----- Dataset records

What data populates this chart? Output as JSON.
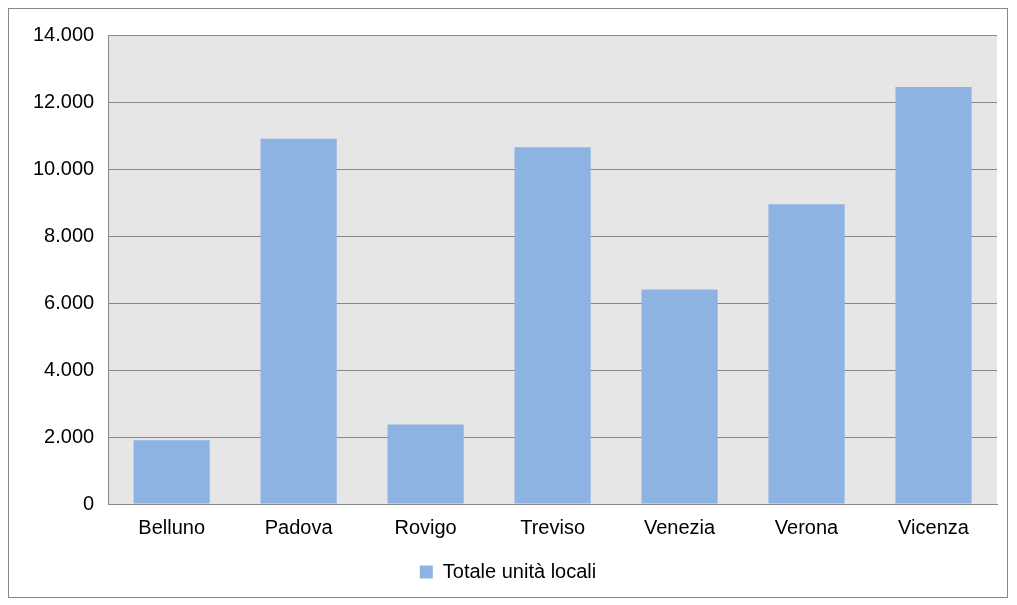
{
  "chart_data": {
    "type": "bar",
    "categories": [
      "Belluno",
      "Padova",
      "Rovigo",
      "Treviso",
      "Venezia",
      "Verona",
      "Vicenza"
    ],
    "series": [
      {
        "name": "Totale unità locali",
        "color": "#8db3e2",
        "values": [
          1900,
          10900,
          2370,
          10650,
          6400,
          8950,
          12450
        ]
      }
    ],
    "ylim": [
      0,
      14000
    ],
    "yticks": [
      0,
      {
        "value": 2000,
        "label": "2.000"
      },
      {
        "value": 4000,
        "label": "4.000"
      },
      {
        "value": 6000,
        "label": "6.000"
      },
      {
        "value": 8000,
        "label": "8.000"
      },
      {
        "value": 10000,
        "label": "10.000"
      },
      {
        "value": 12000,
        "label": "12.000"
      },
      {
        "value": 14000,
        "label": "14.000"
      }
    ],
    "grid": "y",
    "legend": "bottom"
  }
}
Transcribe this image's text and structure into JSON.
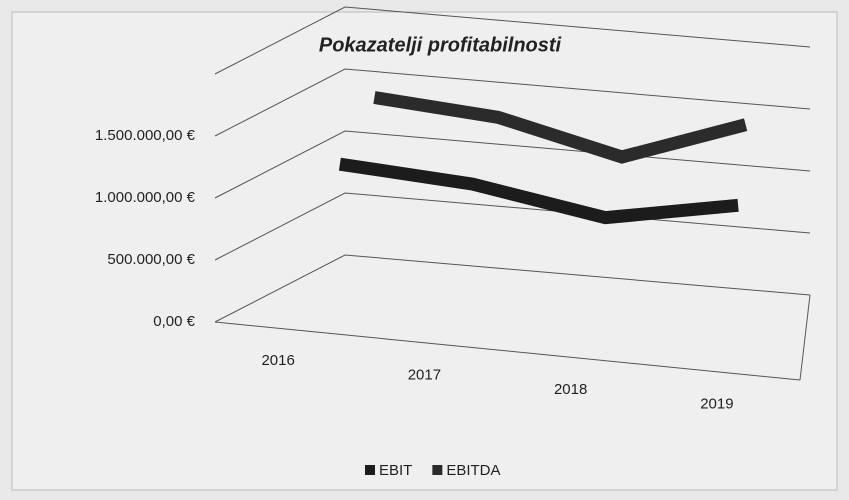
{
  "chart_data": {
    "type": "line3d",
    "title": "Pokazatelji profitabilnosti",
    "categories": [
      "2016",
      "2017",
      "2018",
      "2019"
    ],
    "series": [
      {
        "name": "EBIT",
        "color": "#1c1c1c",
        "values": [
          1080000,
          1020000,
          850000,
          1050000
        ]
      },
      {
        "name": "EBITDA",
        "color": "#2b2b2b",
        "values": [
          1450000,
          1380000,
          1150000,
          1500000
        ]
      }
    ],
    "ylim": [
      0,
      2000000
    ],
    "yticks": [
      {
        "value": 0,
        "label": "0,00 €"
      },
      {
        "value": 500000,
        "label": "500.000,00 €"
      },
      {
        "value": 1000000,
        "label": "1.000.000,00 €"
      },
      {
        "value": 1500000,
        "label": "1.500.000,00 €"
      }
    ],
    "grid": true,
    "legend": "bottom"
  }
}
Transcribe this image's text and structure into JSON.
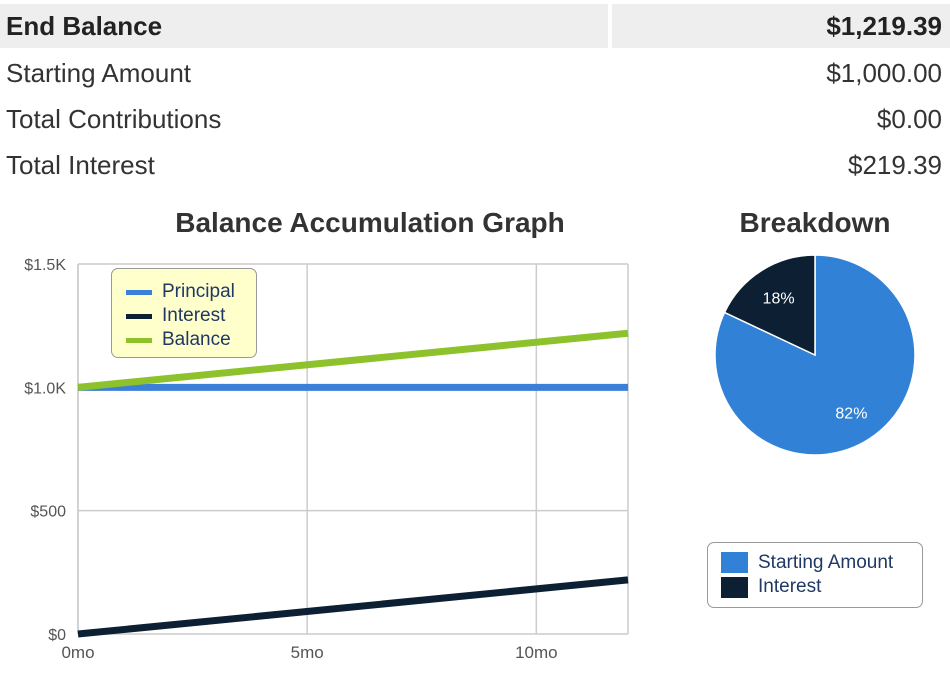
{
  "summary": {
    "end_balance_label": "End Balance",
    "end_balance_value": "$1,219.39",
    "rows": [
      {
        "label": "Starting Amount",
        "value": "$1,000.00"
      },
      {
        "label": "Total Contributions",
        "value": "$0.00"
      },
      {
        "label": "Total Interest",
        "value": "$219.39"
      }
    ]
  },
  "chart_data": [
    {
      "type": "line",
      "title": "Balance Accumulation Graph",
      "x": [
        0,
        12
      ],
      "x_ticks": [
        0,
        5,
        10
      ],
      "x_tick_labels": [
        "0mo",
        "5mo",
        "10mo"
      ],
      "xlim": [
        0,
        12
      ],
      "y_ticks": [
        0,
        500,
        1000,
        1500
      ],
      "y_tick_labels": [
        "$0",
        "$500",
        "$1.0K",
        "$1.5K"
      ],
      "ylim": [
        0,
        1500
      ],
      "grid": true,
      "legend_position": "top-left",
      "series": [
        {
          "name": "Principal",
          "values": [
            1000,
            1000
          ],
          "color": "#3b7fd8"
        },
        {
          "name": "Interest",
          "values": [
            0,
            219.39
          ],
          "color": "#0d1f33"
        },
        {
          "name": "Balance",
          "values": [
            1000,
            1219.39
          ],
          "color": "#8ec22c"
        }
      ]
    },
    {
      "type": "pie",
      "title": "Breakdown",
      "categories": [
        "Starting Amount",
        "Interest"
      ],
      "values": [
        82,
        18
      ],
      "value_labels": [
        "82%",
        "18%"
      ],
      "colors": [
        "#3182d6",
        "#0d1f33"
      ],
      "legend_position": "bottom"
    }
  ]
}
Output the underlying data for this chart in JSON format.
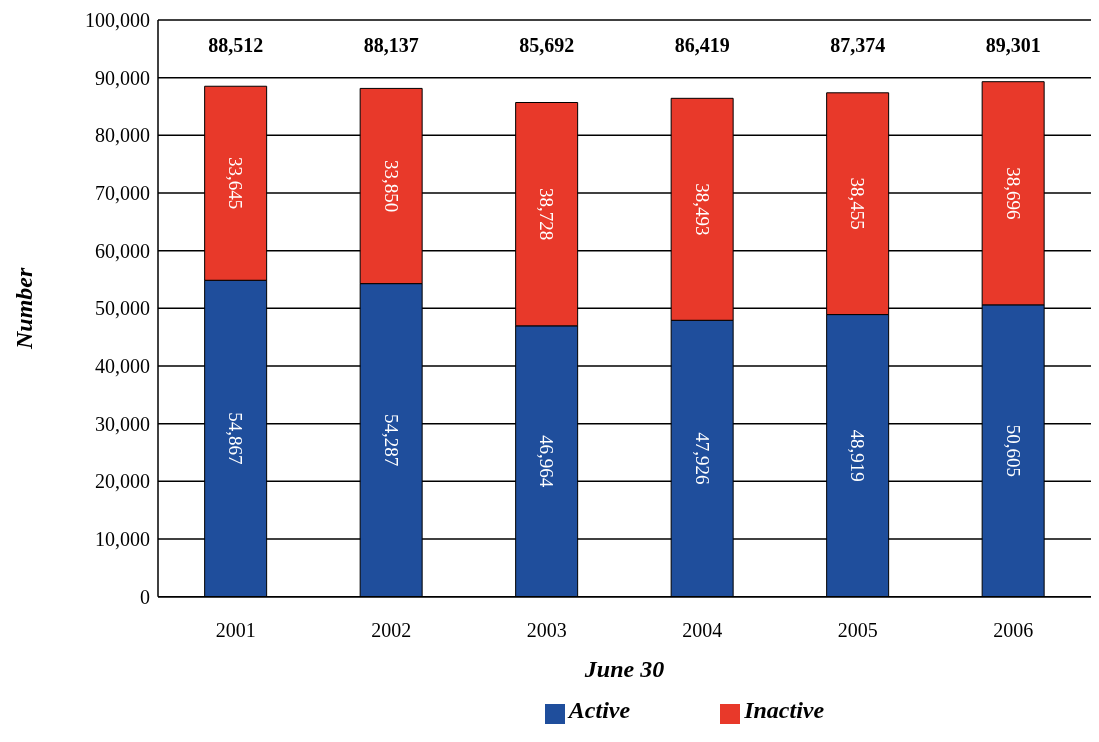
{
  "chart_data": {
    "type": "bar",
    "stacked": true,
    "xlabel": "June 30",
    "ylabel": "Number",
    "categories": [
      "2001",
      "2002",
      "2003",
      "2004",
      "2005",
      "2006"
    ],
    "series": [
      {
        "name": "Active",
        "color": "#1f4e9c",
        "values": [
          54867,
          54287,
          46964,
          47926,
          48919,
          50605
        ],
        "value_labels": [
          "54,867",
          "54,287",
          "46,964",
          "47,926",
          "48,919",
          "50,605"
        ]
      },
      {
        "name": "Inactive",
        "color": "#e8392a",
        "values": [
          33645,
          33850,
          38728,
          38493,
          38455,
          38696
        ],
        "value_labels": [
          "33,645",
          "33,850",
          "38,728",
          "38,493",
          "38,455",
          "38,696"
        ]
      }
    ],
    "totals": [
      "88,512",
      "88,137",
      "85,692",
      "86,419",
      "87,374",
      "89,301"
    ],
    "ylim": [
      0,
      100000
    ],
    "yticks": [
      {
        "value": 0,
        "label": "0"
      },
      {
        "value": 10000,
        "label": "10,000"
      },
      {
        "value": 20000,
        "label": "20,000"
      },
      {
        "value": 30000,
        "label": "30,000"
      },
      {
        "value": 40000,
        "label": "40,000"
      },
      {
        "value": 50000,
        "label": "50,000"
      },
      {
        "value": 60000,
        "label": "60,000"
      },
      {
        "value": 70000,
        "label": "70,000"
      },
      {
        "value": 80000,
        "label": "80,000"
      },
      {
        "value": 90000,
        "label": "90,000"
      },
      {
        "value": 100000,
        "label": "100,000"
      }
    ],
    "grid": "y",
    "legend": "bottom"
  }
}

----------
----- Dataset records

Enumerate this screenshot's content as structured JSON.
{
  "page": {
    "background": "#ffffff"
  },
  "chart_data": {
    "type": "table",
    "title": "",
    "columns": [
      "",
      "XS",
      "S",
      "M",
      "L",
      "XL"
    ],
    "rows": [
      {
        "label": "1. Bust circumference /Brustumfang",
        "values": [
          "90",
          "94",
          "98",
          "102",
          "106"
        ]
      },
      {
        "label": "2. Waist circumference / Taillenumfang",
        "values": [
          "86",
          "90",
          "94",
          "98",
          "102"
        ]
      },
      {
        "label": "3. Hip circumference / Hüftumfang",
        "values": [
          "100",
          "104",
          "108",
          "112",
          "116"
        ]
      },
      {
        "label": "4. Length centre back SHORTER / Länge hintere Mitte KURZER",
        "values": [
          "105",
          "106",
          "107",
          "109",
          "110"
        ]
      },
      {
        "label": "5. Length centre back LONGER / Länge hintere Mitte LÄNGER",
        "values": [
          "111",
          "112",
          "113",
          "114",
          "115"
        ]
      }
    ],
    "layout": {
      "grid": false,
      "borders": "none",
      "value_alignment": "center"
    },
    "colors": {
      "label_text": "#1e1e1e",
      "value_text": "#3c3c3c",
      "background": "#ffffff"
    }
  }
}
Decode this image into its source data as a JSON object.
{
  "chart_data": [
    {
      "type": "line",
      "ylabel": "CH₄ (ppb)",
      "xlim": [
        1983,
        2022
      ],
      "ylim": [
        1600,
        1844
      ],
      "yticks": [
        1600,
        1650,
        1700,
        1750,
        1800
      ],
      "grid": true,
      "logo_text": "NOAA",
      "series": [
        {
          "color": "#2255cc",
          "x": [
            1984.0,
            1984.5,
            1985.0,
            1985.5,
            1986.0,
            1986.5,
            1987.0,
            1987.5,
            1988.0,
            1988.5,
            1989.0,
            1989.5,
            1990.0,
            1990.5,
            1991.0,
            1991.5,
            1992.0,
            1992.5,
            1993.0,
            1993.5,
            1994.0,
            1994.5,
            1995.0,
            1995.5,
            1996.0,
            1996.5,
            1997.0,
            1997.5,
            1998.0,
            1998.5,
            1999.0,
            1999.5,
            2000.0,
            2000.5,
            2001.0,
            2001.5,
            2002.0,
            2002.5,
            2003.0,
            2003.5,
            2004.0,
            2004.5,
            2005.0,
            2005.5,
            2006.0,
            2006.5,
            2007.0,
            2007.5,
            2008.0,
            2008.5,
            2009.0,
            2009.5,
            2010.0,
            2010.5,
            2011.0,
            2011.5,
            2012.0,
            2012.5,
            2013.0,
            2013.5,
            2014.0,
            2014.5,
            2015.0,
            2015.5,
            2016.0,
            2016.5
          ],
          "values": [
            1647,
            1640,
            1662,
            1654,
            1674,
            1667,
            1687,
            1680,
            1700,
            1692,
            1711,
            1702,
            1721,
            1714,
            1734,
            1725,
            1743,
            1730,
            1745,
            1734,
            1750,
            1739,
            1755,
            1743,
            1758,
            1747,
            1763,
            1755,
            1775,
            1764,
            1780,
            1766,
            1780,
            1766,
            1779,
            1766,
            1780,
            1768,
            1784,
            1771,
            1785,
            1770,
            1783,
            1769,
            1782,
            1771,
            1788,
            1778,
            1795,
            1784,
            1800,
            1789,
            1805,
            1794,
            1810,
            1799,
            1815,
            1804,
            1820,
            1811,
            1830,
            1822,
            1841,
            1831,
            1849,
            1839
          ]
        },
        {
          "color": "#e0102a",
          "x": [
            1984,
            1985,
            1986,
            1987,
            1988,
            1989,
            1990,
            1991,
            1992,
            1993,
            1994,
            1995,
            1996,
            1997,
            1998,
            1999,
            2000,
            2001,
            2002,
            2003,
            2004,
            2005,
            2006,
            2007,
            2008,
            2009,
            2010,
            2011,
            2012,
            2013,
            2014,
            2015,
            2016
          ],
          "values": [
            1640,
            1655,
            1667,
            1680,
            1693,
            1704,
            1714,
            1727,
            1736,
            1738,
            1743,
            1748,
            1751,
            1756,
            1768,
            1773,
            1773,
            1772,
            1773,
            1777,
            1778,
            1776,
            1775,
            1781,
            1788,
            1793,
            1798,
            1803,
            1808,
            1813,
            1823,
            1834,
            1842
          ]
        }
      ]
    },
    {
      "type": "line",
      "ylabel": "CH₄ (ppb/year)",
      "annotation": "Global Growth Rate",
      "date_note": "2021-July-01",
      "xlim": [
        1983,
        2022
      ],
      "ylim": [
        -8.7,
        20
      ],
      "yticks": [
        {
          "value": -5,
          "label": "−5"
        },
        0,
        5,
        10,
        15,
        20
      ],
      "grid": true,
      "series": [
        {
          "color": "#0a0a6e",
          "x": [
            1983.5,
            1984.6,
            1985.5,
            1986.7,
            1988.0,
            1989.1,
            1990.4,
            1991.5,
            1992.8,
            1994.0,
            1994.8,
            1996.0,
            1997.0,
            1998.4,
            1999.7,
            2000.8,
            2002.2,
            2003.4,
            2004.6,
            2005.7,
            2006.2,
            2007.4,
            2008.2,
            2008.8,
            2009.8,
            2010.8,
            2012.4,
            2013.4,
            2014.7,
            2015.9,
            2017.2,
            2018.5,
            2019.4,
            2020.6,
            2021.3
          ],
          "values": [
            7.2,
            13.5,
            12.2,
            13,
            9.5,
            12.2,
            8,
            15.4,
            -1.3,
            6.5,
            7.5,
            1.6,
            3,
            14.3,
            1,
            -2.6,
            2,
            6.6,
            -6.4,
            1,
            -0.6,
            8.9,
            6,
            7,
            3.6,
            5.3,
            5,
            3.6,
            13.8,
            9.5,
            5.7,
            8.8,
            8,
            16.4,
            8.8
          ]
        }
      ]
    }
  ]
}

----------
----- Dataset records

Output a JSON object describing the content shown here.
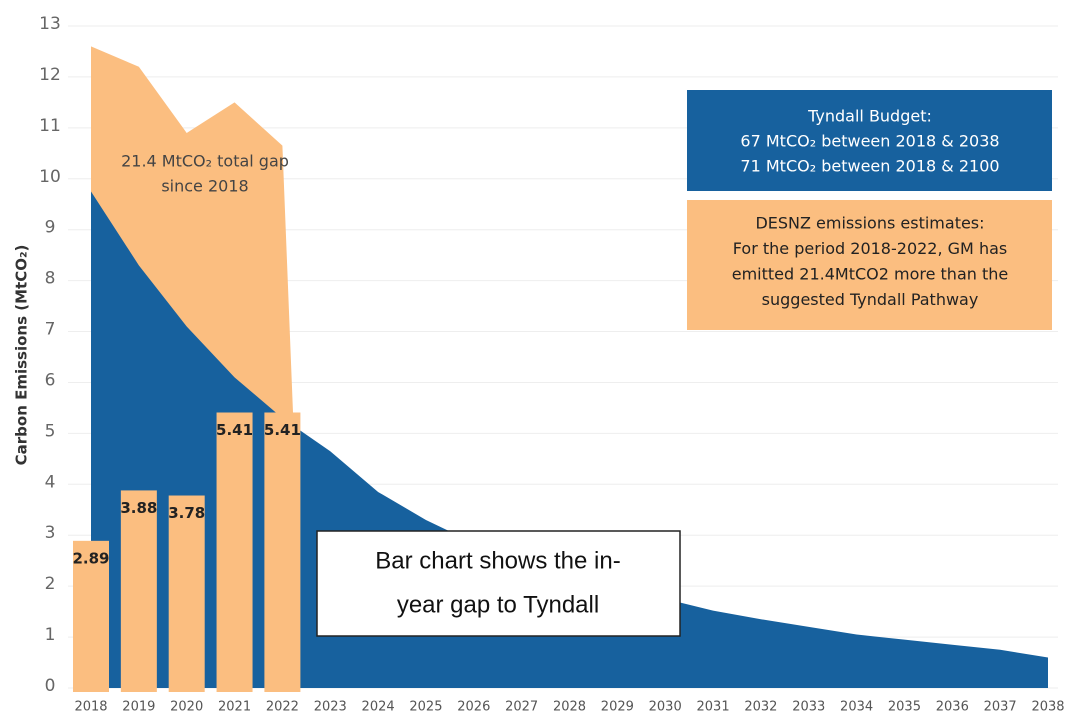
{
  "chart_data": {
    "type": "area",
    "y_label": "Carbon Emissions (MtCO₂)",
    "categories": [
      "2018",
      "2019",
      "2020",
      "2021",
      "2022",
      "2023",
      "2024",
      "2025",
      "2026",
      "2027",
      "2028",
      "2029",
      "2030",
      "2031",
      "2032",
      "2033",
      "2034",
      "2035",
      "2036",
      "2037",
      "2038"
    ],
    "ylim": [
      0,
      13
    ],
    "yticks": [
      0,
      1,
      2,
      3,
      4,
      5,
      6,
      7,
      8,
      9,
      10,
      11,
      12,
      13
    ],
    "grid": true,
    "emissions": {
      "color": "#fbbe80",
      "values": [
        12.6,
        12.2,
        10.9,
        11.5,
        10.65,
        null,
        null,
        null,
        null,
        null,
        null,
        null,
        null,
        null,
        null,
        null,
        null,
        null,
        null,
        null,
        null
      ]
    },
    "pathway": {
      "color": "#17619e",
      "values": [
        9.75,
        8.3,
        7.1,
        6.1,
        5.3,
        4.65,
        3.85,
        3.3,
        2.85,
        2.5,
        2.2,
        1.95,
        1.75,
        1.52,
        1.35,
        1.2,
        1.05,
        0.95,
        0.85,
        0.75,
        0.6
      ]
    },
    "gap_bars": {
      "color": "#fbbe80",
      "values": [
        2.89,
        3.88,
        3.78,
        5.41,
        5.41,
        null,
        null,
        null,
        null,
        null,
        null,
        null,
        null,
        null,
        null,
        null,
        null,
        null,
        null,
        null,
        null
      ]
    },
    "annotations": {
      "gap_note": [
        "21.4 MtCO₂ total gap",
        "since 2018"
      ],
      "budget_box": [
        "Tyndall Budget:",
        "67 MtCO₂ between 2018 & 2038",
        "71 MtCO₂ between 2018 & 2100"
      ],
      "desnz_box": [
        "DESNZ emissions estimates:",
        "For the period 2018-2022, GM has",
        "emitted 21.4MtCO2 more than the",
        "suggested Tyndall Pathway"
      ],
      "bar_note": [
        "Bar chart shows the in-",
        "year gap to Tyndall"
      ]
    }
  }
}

----------

Every line in the data that holds "name" should be copied out.

        "name": "Totale unità locali",
        "name": "EBIT",
        "name": "EBITDA",
          "name": "Principal",
          "name": "Interest",
          "name": "Balance",
        "name": "Active",
        "name": "Inactive",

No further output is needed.